_Stated goal_
Look through the material and copy each line holding "Boming".

_Given records_
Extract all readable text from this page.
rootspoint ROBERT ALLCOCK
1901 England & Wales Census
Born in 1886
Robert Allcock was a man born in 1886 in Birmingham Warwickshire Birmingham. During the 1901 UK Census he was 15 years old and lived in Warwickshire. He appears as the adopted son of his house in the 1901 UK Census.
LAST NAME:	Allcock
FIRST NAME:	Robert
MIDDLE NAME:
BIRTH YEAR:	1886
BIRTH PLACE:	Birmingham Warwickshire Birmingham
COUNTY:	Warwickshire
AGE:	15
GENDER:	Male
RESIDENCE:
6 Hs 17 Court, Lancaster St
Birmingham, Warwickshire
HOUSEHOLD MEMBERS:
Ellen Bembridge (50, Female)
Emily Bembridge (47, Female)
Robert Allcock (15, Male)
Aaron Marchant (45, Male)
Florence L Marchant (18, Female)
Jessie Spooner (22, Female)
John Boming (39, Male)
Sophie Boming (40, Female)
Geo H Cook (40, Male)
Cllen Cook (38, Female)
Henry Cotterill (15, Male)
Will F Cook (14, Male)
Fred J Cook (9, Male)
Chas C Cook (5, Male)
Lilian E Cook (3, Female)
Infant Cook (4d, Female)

--

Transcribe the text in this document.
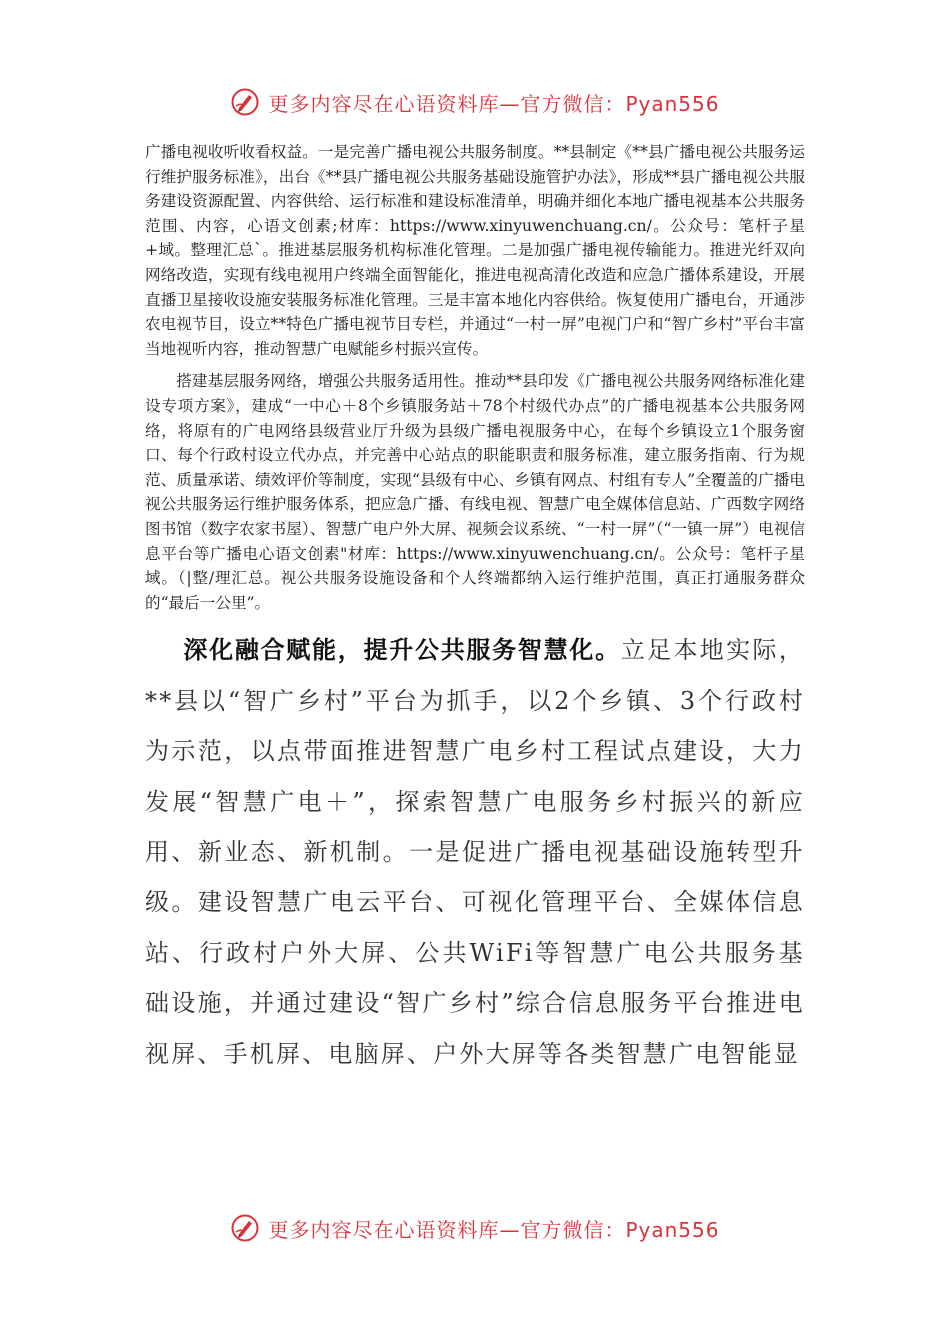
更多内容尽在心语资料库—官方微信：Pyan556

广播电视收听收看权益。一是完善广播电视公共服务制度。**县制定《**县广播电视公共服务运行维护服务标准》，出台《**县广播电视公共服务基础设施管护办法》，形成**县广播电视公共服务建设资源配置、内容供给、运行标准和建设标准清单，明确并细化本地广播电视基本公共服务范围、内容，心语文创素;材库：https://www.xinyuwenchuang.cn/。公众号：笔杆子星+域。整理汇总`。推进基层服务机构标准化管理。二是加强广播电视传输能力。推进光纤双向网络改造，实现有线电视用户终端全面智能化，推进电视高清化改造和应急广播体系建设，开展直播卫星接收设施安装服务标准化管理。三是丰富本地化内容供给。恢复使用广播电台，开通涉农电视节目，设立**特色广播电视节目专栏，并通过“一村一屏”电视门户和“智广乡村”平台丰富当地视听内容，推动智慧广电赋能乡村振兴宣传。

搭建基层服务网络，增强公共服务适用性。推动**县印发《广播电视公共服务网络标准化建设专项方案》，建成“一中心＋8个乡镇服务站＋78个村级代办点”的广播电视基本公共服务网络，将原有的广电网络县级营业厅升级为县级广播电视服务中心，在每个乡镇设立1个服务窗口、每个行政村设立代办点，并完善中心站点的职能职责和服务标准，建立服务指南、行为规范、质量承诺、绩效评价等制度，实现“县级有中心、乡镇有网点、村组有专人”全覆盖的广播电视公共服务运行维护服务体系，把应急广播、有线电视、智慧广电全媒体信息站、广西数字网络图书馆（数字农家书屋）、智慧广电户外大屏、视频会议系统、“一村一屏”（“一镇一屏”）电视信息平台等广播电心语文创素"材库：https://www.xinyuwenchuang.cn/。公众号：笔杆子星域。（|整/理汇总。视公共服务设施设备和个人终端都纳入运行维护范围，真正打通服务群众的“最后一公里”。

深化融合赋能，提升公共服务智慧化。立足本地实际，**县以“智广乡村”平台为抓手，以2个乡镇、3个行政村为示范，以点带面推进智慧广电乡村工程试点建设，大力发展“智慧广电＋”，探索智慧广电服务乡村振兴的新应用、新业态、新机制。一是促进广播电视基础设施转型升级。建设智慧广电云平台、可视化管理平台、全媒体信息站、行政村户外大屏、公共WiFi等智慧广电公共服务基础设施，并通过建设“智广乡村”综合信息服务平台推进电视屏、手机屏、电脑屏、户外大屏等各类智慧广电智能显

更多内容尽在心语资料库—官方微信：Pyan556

* * *

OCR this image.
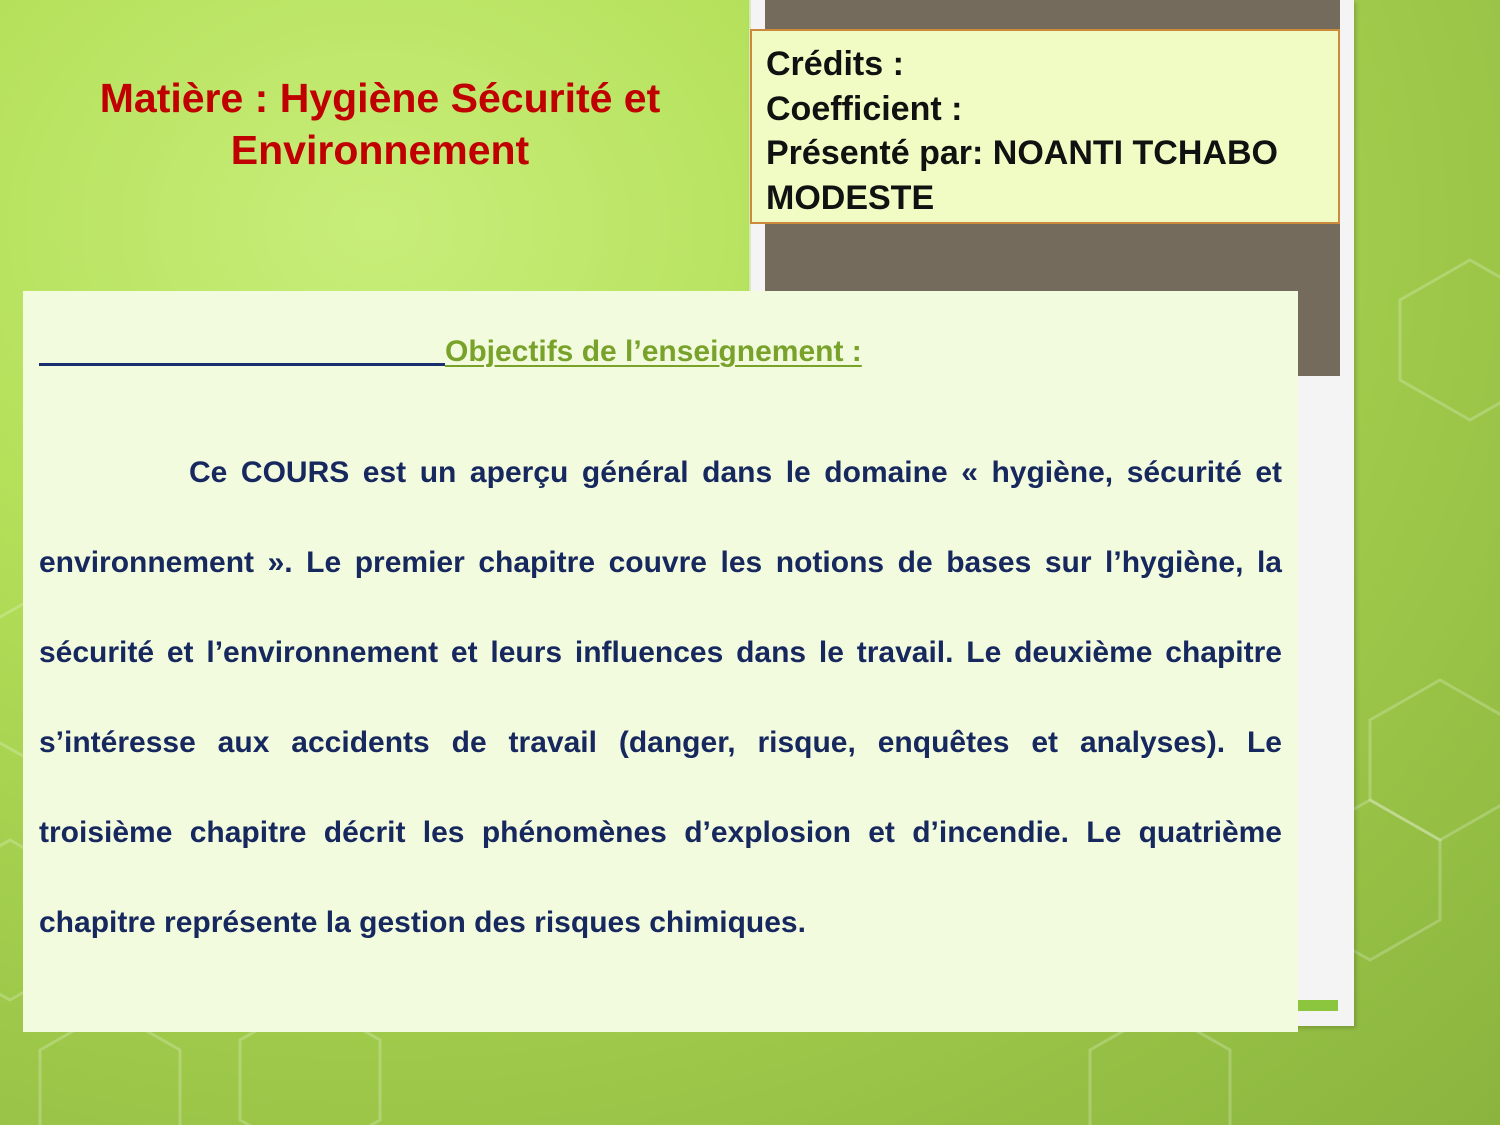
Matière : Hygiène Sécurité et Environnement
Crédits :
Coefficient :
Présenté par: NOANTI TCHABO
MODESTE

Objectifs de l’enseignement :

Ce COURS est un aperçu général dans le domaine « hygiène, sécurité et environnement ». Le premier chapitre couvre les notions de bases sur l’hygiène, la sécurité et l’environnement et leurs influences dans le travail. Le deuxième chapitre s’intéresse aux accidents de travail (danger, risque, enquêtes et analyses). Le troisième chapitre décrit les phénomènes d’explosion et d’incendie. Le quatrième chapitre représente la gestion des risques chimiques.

_Answer to the task_
John Boming (39, Male)
Sophie Boming (40, Female)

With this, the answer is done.